THE EXERCISE ->
Find the number of lines in these records where the word "channels" appears. Reply with that number and nothing more.

TASK INPUT ->
---+---

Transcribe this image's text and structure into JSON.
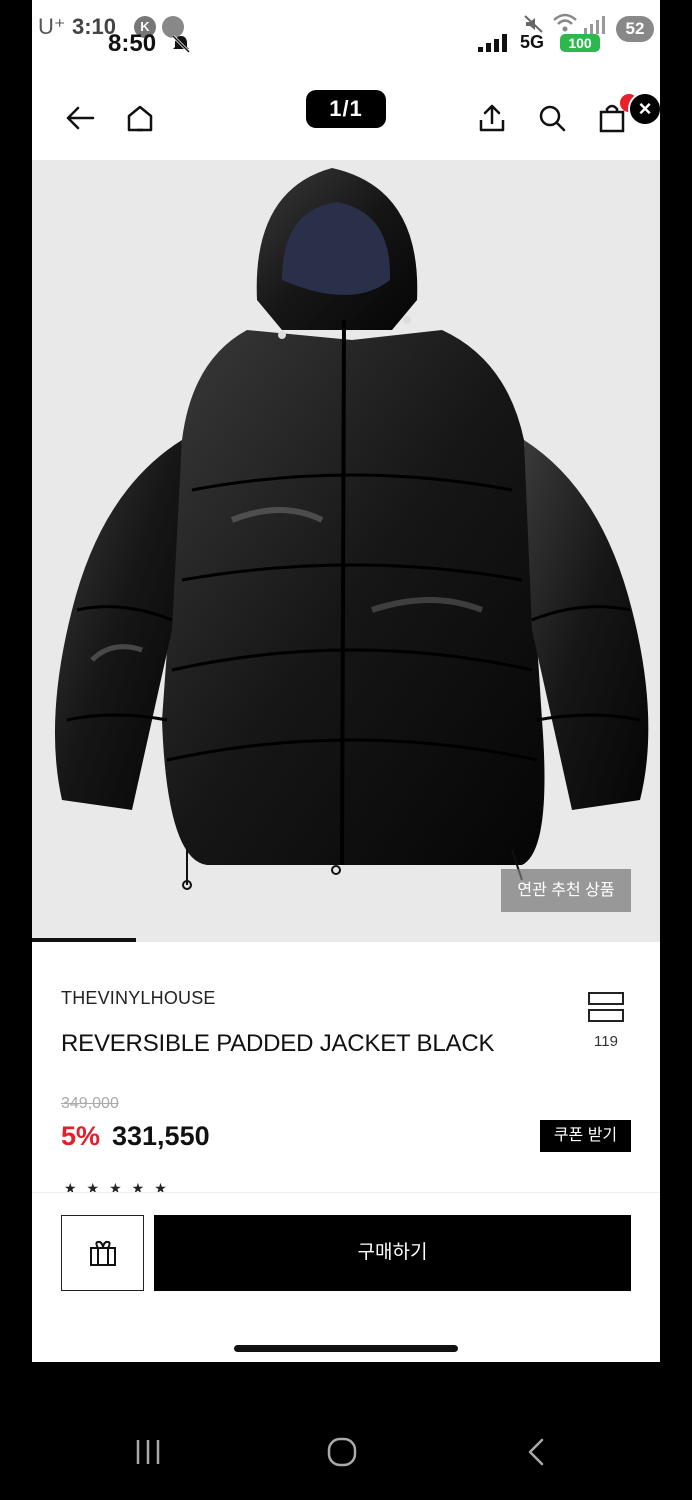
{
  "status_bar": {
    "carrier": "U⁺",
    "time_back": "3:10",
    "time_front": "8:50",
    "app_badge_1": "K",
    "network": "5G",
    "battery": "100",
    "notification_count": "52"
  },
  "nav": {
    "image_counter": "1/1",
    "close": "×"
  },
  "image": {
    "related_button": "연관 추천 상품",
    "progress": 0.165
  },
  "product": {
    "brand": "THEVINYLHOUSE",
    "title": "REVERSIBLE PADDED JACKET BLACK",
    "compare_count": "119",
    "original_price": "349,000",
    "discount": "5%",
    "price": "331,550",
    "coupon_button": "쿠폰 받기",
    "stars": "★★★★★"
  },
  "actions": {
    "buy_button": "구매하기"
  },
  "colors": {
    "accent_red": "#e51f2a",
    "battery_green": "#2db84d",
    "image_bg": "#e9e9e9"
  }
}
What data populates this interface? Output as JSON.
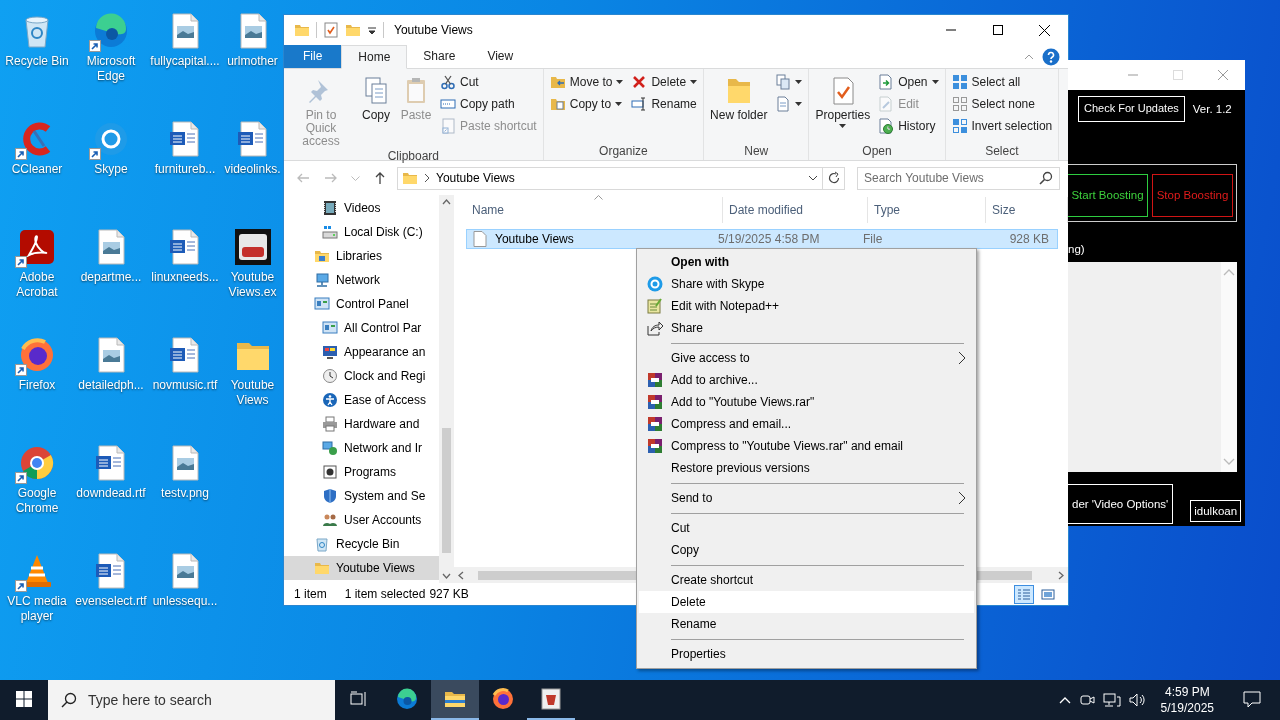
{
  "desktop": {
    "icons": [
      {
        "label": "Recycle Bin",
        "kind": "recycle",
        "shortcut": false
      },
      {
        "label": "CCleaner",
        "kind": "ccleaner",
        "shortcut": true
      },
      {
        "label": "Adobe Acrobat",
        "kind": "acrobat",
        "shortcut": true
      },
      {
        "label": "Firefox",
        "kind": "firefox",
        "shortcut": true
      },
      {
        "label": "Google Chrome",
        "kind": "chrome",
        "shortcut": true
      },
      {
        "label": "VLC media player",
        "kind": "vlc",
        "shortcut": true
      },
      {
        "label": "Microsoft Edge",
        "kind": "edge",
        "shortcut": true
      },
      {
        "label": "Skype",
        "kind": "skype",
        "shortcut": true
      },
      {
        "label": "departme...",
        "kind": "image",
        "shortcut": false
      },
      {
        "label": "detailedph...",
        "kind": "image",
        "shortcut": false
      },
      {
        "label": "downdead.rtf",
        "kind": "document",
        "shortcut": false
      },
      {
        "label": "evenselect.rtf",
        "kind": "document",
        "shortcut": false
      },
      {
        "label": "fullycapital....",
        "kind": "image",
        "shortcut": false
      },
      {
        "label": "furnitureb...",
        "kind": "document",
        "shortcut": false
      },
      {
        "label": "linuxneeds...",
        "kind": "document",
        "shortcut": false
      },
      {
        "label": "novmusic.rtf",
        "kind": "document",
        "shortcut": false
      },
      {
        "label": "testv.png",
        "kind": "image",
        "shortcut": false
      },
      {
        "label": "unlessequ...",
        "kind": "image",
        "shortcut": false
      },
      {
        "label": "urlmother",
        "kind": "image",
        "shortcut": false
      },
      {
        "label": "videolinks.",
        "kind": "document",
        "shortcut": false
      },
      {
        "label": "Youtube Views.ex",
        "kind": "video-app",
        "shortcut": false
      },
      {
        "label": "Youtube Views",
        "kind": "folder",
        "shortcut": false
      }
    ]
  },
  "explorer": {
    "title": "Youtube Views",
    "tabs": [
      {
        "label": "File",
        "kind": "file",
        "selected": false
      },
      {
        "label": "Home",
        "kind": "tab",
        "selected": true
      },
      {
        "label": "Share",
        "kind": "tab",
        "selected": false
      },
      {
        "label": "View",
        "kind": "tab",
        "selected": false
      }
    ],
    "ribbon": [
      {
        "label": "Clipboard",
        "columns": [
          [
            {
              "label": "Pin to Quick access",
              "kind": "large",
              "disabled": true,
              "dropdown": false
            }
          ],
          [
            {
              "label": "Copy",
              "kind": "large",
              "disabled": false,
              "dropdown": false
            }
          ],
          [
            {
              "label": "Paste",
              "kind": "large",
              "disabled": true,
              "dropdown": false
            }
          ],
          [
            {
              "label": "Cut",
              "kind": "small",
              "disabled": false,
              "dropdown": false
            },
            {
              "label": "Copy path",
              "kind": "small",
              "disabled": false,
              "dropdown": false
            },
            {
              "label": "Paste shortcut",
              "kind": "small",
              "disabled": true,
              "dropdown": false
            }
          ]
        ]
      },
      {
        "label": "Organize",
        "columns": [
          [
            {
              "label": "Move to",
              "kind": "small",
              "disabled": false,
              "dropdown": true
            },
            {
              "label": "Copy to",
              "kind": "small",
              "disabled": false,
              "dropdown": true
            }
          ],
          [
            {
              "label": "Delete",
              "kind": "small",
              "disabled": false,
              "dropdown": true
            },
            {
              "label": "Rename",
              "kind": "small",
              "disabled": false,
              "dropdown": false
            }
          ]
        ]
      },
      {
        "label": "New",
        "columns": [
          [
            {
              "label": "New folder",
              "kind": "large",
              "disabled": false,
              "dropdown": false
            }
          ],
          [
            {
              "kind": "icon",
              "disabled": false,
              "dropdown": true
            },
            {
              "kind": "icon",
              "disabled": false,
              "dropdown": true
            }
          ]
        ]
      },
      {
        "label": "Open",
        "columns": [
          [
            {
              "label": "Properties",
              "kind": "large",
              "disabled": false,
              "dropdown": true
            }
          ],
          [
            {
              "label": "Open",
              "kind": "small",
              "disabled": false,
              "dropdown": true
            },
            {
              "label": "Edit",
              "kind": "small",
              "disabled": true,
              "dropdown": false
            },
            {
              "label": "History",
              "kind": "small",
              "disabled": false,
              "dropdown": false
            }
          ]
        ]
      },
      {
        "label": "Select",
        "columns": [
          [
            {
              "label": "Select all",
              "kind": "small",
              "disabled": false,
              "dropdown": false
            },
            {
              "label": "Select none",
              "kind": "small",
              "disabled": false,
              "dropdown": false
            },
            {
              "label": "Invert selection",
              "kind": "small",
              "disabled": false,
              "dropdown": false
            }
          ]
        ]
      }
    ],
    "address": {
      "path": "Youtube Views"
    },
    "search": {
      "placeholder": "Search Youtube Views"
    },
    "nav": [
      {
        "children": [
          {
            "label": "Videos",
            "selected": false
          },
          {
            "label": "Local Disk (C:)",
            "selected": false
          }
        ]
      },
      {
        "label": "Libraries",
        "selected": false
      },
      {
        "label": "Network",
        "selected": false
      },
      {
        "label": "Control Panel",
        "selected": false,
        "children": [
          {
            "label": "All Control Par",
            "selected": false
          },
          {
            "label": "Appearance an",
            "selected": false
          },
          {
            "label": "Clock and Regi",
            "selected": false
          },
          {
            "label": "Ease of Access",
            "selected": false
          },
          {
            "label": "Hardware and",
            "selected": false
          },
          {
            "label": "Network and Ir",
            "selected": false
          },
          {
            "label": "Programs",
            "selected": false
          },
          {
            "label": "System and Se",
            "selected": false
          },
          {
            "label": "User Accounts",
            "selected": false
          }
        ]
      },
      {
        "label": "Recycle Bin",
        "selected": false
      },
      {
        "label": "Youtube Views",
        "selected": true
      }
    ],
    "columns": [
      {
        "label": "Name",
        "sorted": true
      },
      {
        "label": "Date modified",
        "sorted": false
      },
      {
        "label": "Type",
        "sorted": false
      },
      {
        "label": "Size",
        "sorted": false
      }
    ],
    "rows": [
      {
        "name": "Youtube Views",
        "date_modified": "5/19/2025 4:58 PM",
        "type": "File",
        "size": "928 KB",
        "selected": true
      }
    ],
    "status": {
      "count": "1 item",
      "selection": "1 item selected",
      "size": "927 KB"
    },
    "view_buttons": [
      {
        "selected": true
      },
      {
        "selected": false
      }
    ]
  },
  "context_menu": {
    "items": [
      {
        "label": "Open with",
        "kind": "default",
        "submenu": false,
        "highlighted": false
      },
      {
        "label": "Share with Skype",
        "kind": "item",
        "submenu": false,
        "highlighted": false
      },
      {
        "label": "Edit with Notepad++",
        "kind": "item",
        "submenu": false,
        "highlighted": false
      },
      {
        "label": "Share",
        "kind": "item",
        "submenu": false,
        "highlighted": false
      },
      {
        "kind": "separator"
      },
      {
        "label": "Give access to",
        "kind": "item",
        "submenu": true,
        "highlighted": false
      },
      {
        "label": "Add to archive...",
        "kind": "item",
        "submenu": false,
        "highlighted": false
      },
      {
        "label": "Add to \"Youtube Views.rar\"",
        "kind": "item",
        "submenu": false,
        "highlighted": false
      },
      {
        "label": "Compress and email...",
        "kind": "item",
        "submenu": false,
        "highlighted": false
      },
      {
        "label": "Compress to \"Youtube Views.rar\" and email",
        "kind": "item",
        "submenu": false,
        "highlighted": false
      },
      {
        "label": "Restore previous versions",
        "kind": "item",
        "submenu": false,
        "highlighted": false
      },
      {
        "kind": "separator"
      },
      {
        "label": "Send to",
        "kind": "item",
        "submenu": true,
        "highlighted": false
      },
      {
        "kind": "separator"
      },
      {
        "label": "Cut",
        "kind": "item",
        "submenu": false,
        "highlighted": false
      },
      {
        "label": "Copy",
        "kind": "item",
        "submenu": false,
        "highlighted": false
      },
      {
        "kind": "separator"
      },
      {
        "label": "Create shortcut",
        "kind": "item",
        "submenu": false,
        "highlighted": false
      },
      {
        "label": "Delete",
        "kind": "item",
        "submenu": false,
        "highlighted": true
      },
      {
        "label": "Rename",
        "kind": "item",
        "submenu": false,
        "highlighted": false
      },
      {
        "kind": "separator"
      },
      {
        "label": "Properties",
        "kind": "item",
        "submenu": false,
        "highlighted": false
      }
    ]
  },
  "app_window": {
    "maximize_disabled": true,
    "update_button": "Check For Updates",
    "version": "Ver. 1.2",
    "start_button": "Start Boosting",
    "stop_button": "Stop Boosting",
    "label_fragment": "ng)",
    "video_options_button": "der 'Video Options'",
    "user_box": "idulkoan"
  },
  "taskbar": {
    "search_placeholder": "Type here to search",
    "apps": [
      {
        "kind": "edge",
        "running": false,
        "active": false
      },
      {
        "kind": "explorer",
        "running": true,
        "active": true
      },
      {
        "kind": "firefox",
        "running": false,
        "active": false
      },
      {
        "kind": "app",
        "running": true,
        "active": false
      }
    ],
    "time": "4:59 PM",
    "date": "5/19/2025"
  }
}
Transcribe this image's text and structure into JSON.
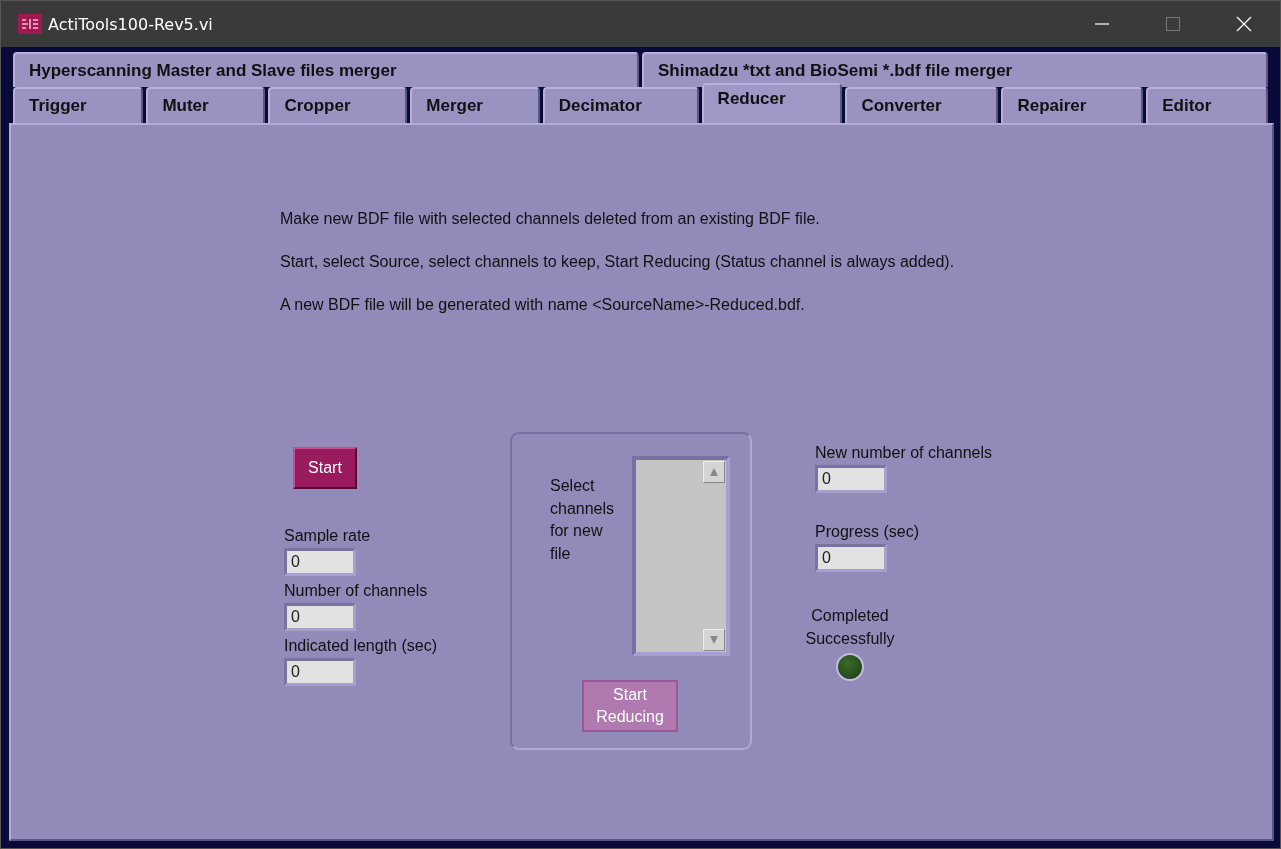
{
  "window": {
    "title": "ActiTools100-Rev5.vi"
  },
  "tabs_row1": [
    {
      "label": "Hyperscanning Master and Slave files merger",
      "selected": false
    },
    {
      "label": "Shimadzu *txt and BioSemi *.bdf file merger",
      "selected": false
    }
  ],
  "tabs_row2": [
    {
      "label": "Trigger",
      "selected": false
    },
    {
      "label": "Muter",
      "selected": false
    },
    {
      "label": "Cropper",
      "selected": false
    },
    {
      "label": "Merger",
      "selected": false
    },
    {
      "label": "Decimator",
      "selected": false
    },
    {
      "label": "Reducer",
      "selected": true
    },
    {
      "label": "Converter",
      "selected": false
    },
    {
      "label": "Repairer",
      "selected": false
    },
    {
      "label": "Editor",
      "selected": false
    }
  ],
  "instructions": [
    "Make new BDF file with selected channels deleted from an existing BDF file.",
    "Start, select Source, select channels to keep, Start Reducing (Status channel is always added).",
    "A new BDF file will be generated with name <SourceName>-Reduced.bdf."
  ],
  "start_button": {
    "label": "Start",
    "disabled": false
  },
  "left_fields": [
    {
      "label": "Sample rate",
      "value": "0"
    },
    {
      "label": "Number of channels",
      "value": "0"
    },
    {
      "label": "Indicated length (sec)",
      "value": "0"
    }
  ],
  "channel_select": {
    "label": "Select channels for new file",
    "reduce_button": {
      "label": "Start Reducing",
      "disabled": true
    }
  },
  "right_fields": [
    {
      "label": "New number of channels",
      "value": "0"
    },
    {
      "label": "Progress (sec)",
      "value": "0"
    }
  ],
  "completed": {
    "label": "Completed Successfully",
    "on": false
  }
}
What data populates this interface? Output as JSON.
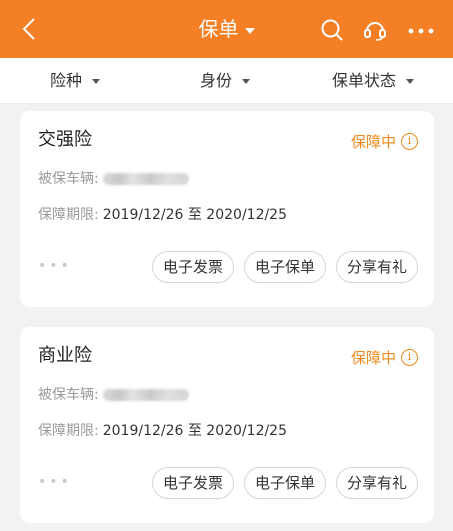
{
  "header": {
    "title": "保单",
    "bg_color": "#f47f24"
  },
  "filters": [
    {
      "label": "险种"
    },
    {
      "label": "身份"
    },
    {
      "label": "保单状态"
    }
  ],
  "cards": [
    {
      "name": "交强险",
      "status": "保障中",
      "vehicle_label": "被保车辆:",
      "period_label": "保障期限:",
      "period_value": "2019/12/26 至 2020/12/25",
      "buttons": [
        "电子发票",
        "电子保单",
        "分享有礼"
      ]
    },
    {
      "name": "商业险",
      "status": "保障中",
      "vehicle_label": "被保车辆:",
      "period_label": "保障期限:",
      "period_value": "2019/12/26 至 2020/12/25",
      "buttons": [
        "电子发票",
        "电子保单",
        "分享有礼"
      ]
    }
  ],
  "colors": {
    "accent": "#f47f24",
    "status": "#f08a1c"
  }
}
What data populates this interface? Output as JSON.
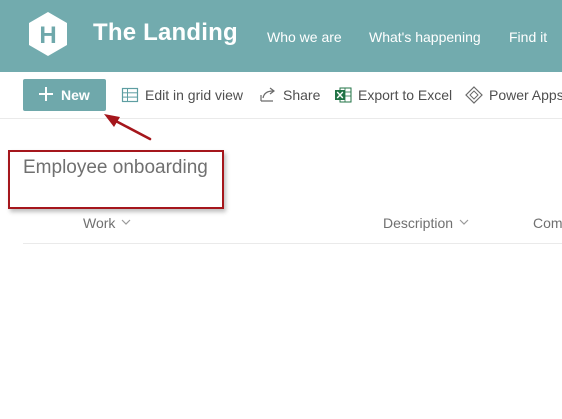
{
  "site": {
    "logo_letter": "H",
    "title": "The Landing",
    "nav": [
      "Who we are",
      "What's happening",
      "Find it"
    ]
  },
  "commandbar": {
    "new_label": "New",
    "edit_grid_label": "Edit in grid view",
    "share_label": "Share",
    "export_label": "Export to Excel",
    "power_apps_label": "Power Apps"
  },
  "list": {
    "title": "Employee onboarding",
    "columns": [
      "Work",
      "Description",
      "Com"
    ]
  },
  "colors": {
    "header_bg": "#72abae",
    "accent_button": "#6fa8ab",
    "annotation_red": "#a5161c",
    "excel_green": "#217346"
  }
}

---+---

THE RESPONSE ->
5